* **EXERCISE**: Locate each line with the string "values" in the listing below and copy it.
****************************************
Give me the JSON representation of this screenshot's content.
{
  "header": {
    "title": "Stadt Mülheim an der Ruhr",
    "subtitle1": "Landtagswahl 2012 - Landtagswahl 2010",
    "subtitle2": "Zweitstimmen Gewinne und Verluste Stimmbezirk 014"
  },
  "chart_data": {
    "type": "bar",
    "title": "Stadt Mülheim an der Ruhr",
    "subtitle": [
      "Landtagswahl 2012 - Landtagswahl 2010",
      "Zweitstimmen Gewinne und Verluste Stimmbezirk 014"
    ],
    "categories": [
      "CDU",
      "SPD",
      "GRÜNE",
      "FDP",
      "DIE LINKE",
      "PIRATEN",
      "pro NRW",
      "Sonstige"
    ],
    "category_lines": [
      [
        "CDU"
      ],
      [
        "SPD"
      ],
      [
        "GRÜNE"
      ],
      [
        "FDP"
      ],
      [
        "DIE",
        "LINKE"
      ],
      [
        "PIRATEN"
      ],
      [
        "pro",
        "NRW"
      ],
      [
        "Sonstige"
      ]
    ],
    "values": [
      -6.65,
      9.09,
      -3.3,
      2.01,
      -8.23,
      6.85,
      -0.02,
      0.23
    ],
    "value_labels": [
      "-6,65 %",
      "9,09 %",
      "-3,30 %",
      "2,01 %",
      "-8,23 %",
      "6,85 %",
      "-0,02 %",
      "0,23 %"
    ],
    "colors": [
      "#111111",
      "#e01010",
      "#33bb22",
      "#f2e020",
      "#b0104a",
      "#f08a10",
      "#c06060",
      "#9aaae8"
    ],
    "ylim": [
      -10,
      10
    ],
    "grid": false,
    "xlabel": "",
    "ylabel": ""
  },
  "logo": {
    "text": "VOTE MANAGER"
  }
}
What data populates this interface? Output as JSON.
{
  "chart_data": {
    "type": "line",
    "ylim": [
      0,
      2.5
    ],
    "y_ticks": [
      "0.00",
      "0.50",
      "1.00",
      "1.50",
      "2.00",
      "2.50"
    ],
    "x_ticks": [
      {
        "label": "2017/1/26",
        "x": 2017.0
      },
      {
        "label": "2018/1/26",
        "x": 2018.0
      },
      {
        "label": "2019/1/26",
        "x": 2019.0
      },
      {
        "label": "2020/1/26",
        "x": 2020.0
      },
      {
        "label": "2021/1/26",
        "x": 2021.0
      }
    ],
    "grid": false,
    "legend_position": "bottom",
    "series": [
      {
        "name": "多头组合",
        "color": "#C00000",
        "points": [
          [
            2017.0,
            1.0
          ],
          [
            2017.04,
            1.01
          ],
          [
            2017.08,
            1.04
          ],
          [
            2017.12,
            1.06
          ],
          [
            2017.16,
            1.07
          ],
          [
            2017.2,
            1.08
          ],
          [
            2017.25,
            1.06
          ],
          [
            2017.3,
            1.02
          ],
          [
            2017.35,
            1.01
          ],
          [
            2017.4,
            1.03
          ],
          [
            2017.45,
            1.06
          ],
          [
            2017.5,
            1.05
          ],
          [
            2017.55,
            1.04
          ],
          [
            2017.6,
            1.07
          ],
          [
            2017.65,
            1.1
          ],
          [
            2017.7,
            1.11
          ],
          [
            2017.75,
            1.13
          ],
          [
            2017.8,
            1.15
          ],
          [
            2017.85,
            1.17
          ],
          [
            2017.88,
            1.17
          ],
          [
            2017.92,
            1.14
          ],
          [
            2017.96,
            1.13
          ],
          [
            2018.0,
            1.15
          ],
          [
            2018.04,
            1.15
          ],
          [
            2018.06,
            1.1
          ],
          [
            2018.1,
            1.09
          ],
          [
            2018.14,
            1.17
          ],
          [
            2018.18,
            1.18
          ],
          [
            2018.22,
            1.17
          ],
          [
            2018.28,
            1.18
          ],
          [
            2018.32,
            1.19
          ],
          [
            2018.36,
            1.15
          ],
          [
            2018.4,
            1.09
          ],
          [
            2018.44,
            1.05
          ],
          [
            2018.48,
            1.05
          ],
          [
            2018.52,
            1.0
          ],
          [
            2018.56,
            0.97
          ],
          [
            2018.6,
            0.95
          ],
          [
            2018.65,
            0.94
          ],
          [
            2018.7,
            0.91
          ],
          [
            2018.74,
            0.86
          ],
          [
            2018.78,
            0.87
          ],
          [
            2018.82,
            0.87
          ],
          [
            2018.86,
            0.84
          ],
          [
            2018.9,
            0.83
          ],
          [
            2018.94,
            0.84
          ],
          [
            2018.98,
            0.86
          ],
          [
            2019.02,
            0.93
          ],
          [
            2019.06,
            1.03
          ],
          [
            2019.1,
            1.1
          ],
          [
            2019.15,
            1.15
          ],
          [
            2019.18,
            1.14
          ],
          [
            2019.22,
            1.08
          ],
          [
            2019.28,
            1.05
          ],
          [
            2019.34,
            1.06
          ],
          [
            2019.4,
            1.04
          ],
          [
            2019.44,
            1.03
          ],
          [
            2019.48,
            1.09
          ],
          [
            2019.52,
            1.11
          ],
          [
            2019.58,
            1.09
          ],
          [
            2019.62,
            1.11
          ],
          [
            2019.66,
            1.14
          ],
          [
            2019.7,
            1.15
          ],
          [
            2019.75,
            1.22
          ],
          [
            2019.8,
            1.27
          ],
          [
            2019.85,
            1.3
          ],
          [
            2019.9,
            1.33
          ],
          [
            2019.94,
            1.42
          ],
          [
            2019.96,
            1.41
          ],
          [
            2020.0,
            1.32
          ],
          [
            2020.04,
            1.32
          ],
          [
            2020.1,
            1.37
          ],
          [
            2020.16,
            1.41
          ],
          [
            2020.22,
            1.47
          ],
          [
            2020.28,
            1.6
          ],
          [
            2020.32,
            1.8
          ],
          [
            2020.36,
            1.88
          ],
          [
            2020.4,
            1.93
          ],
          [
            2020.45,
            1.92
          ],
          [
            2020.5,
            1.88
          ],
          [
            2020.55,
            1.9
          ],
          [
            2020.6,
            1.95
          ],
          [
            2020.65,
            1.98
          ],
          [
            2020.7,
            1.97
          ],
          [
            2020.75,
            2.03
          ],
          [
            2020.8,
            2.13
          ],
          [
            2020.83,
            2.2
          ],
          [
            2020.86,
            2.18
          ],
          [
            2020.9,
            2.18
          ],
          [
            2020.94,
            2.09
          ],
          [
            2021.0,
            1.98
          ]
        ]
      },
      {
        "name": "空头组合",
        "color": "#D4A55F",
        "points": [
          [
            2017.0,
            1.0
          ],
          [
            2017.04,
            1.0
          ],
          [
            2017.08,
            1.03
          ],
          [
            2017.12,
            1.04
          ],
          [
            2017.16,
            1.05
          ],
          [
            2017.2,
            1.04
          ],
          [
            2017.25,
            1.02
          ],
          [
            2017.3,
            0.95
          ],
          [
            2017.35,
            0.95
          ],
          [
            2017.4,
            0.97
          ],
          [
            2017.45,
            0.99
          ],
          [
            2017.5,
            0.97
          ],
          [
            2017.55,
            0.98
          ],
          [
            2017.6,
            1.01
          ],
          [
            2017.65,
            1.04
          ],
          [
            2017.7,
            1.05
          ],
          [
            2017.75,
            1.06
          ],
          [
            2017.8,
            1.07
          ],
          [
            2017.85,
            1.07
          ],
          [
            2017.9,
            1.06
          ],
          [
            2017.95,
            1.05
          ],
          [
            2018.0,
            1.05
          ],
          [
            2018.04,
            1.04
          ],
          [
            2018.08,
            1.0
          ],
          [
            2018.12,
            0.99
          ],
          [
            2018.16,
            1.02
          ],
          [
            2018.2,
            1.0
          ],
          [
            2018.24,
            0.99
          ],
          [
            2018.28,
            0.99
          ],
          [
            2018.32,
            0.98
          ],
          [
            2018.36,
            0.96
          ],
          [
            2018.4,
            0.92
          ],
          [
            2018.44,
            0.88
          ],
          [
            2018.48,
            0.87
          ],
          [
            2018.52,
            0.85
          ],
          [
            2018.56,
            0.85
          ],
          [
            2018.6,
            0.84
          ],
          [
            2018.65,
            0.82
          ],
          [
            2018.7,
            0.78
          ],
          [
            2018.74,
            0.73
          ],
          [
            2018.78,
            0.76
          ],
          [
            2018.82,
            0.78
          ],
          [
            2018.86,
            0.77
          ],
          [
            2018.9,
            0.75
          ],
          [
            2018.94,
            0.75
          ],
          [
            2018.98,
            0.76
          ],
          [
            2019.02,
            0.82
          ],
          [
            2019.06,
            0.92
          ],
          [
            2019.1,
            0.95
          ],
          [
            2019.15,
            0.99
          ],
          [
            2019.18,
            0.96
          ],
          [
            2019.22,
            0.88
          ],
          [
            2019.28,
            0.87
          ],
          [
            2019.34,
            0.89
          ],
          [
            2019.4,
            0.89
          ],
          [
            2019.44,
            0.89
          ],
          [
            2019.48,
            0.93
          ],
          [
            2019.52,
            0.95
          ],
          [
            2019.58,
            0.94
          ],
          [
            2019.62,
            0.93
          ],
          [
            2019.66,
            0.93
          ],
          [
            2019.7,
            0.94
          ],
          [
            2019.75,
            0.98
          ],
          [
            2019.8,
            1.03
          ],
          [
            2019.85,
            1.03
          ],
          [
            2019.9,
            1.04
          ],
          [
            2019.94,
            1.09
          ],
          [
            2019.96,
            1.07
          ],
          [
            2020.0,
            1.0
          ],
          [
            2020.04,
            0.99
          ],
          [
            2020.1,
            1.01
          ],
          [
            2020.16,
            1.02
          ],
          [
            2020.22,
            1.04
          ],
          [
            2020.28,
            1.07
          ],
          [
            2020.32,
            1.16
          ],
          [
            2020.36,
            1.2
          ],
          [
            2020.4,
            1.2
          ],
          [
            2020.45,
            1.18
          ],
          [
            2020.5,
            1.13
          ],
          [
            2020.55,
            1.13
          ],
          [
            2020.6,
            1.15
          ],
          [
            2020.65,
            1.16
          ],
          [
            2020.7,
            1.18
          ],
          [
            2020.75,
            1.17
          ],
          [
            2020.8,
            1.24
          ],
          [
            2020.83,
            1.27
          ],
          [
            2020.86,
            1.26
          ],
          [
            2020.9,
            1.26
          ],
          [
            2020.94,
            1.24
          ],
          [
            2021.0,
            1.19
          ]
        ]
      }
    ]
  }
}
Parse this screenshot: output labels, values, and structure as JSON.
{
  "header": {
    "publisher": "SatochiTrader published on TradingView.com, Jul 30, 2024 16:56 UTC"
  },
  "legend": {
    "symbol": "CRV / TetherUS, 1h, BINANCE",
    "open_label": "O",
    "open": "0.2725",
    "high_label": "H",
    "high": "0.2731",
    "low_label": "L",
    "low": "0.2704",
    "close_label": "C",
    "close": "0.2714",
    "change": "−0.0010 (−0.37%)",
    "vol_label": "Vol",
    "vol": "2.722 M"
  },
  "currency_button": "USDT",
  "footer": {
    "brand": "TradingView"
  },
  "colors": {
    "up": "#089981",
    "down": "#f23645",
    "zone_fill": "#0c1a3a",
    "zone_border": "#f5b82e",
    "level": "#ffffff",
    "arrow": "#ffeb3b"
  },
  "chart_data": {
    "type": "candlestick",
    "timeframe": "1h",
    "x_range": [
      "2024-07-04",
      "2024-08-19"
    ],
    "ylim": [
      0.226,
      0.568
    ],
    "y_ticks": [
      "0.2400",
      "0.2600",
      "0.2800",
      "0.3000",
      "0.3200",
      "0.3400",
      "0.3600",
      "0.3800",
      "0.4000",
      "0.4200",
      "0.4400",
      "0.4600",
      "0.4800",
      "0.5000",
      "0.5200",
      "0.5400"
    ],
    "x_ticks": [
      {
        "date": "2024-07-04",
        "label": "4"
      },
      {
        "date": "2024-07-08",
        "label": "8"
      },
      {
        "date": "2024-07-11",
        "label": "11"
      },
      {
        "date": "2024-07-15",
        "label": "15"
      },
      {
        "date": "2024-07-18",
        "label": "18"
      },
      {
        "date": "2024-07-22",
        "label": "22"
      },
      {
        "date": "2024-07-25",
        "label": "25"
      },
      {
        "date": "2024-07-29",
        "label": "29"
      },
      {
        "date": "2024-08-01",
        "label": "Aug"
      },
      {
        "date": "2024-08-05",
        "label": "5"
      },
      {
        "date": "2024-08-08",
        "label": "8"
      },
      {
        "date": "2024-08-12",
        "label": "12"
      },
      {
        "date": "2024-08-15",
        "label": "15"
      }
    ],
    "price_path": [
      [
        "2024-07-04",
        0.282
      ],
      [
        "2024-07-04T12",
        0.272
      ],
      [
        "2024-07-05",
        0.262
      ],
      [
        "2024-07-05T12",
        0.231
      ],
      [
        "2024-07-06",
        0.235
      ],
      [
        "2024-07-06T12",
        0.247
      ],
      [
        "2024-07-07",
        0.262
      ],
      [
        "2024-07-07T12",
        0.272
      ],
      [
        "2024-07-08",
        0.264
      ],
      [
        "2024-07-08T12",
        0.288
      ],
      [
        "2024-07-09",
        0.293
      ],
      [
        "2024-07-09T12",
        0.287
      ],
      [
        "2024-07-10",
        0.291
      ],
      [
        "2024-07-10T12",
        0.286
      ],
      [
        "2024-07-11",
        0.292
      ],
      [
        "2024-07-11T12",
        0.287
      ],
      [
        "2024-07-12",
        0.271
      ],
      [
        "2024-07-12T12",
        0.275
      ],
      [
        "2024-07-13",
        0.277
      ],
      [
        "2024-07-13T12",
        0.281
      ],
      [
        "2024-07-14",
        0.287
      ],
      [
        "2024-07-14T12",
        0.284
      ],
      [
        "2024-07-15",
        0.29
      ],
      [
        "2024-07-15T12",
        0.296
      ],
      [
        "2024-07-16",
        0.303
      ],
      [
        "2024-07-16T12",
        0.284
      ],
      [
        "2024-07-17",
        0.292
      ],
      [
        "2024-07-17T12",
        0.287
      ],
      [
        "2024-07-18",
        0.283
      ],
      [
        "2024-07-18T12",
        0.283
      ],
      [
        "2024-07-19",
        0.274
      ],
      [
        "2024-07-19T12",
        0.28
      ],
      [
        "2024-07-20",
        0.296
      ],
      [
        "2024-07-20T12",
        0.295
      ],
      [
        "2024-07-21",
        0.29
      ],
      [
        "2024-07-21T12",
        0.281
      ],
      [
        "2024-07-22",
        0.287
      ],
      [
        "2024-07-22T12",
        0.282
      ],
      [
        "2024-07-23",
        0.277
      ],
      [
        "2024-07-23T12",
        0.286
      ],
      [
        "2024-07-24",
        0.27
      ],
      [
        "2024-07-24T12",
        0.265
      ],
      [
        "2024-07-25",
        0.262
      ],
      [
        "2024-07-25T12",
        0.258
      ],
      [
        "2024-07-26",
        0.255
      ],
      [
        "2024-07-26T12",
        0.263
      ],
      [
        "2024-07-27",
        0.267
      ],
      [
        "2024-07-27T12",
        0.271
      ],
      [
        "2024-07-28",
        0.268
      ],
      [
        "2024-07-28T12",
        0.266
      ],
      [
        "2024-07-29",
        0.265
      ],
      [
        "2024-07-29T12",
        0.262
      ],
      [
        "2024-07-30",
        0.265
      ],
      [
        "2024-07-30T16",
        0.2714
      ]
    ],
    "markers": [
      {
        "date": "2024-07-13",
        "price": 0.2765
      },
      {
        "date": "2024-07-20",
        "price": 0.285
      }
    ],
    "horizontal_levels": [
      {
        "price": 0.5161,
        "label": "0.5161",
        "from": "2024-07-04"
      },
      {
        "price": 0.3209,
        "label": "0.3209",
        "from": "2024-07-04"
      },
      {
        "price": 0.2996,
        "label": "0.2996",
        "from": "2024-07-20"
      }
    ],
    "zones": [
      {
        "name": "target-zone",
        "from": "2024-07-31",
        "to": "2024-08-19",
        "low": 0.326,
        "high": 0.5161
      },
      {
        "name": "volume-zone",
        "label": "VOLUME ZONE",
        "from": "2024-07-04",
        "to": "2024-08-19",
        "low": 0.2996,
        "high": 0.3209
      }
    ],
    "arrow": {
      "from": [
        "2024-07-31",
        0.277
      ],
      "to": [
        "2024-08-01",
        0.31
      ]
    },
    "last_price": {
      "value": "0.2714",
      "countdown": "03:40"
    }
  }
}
****************************************
* **WORKED ANSWER**:
    "values": [
Parse this screenshot: output labels, values, and structure as JSON.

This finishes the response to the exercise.